--- start ---

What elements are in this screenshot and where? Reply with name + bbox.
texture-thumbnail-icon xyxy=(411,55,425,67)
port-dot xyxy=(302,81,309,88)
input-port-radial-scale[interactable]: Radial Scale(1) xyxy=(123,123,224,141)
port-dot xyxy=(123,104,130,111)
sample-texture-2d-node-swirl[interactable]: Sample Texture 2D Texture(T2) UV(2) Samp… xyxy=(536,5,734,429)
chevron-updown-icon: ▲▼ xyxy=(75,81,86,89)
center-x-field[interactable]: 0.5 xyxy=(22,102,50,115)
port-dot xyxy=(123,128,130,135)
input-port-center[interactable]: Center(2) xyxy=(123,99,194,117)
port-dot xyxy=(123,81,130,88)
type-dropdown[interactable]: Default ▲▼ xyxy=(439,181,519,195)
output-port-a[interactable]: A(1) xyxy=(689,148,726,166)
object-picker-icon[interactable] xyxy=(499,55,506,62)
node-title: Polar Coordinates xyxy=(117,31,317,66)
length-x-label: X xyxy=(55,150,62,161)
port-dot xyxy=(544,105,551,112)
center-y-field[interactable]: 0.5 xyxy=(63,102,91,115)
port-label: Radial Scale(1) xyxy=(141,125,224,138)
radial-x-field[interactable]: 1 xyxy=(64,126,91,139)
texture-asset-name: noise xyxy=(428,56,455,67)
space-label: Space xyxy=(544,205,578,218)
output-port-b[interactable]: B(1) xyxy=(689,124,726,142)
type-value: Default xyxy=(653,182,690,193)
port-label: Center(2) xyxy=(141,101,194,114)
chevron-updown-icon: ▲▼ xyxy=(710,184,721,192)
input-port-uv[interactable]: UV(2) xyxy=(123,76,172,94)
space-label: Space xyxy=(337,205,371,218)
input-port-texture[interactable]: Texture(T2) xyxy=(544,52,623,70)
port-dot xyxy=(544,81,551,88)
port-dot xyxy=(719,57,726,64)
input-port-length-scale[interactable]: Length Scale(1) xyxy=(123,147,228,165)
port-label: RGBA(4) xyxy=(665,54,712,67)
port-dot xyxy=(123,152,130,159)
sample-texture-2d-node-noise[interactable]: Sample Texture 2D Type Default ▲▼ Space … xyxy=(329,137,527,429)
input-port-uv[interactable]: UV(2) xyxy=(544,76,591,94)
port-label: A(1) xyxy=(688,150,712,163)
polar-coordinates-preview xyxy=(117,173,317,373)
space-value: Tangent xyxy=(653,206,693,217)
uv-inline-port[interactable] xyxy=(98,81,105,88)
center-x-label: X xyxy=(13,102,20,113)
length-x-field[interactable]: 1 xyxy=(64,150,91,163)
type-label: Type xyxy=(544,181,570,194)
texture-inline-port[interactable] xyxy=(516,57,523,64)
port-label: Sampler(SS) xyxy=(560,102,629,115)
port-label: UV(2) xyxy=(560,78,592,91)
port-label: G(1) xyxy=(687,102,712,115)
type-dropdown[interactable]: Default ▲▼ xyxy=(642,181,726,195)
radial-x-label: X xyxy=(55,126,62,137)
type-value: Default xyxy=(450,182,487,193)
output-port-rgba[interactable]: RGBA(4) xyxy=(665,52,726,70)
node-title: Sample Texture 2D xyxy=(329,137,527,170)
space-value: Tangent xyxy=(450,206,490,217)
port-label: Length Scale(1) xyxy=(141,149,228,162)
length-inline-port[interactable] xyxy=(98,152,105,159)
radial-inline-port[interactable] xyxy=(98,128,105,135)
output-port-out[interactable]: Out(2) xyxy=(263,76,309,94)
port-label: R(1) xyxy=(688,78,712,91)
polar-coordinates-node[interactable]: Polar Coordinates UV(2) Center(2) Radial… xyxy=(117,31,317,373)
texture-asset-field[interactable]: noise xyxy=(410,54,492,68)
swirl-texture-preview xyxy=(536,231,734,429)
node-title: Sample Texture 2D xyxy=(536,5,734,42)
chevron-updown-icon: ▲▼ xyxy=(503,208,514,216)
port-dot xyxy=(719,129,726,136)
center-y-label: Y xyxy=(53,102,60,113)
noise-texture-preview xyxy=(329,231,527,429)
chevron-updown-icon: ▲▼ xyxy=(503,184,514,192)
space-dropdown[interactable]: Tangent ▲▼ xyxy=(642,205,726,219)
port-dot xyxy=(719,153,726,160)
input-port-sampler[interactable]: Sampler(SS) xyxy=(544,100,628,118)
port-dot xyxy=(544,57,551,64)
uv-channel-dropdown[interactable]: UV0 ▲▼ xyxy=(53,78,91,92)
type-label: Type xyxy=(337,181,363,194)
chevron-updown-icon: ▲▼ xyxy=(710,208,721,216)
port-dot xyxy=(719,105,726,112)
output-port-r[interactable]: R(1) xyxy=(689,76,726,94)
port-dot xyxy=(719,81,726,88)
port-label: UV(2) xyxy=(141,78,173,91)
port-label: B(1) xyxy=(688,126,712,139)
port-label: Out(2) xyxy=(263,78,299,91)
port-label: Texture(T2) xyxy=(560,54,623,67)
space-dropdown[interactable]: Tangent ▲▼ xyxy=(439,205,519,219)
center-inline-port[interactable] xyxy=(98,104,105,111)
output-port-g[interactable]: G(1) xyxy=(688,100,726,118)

--- end ---

[Exercise description]: Reproduce the material above line for line, leaving every character unchanged.

[Complete output]:
What elements are in this screenshot and where? Reply with name + bbox.
texture-thumbnail-icon xyxy=(411,55,425,67)
port-dot xyxy=(302,81,309,88)
input-port-radial-scale[interactable]: Radial Scale(1) xyxy=(123,123,224,141)
port-dot xyxy=(123,104,130,111)
sample-texture-2d-node-swirl[interactable]: Sample Texture 2D Texture(T2) UV(2) Samp… xyxy=(536,5,734,429)
chevron-updown-icon: ▲▼ xyxy=(75,81,86,89)
center-x-field[interactable]: 0.5 xyxy=(22,102,50,115)
port-dot xyxy=(123,128,130,135)
input-port-center[interactable]: Center(2) xyxy=(123,99,194,117)
port-dot xyxy=(123,81,130,88)
type-dropdown[interactable]: Default ▲▼ xyxy=(439,181,519,195)
output-port-a[interactable]: A(1) xyxy=(689,148,726,166)
object-picker-icon[interactable] xyxy=(499,55,506,62)
node-title: Polar Coordinates xyxy=(117,31,317,66)
length-x-label: X xyxy=(55,150,62,161)
port-dot xyxy=(544,105,551,112)
center-y-field[interactable]: 0.5 xyxy=(63,102,91,115)
port-label: Radial Scale(1) xyxy=(141,125,224,138)
radial-x-field[interactable]: 1 xyxy=(64,126,91,139)
texture-asset-name: noise xyxy=(428,56,455,67)
space-label: Space xyxy=(544,205,578,218)
output-port-b[interactable]: B(1) xyxy=(689,124,726,142)
type-value: Default xyxy=(653,182,690,193)
port-label: Center(2) xyxy=(141,101,194,114)
chevron-updown-icon: ▲▼ xyxy=(710,184,721,192)
input-port-uv[interactable]: UV(2) xyxy=(123,76,172,94)
space-label: Space xyxy=(337,205,371,218)
input-port-texture[interactable]: Texture(T2) xyxy=(544,52,623,70)
port-dot xyxy=(544,81,551,88)
port-dot xyxy=(719,57,726,64)
input-port-length-scale[interactable]: Length Scale(1) xyxy=(123,147,228,165)
port-label: RGBA(4) xyxy=(665,54,712,67)
port-dot xyxy=(123,152,130,159)
sample-texture-2d-node-noise[interactable]: Sample Texture 2D Type Default ▲▼ Space … xyxy=(329,137,527,429)
input-port-uv[interactable]: UV(2) xyxy=(544,76,591,94)
port-label: A(1) xyxy=(688,150,712,163)
polar-coordinates-preview xyxy=(117,173,317,373)
space-value: Tangent xyxy=(653,206,693,217)
uv-inline-port[interactable] xyxy=(98,81,105,88)
center-x-label: X xyxy=(13,102,20,113)
length-x-field[interactable]: 1 xyxy=(64,150,91,163)
type-label: Type xyxy=(544,181,570,194)
texture-inline-port[interactable] xyxy=(516,57,523,64)
port-label: Sampler(SS) xyxy=(560,102,629,115)
port-label: UV(2) xyxy=(560,78,592,91)
port-label: G(1) xyxy=(687,102,712,115)
type-dropdown[interactable]: Default ▲▼ xyxy=(642,181,726,195)
radial-x-label: X xyxy=(55,126,62,137)
type-value: Default xyxy=(450,182,487,193)
output-port-rgba[interactable]: RGBA(4) xyxy=(665,52,726,70)
node-title: Sample Texture 2D xyxy=(329,137,527,170)
space-value: Tangent xyxy=(450,206,490,217)
port-label: Length Scale(1) xyxy=(141,149,228,162)
length-inline-port[interactable] xyxy=(98,152,105,159)
radial-inline-port[interactable] xyxy=(98,128,105,135)
output-port-out[interactable]: Out(2) xyxy=(263,76,309,94)
port-label: R(1) xyxy=(688,78,712,91)
polar-coordinates-node[interactable]: Polar Coordinates UV(2) Center(2) Radial… xyxy=(117,31,317,373)
texture-asset-field[interactable]: noise xyxy=(410,54,492,68)
swirl-texture-preview xyxy=(536,231,734,429)
node-title: Sample Texture 2D xyxy=(536,5,734,42)
chevron-updown-icon: ▲▼ xyxy=(503,208,514,216)
port-dot xyxy=(719,129,726,136)
center-y-label: Y xyxy=(53,102,60,113)
noise-texture-preview xyxy=(329,231,527,429)
chevron-updown-icon: ▲▼ xyxy=(503,184,514,192)
space-dropdown[interactable]: Tangent ▲▼ xyxy=(642,205,726,219)
port-dot xyxy=(719,153,726,160)
input-port-sampler[interactable]: Sampler(SS) xyxy=(544,100,628,118)
port-dot xyxy=(544,57,551,64)
uv-channel-dropdown[interactable]: UV0 ▲▼ xyxy=(53,78,91,92)
type-label: Type xyxy=(337,181,363,194)
chevron-updown-icon: ▲▼ xyxy=(710,208,721,216)
port-dot xyxy=(719,105,726,112)
output-port-r[interactable]: R(1) xyxy=(689,76,726,94)
port-dot xyxy=(719,81,726,88)
port-label: UV(2) xyxy=(141,78,173,91)
port-label: B(1) xyxy=(688,126,712,139)
port-label: Out(2) xyxy=(263,78,299,91)
port-label: Texture(T2) xyxy=(560,54,623,67)
space-dropdown[interactable]: Tangent ▲▼ xyxy=(439,205,519,219)
center-inline-port[interactable] xyxy=(98,104,105,111)
output-port-g[interactable]: G(1) xyxy=(688,100,726,118)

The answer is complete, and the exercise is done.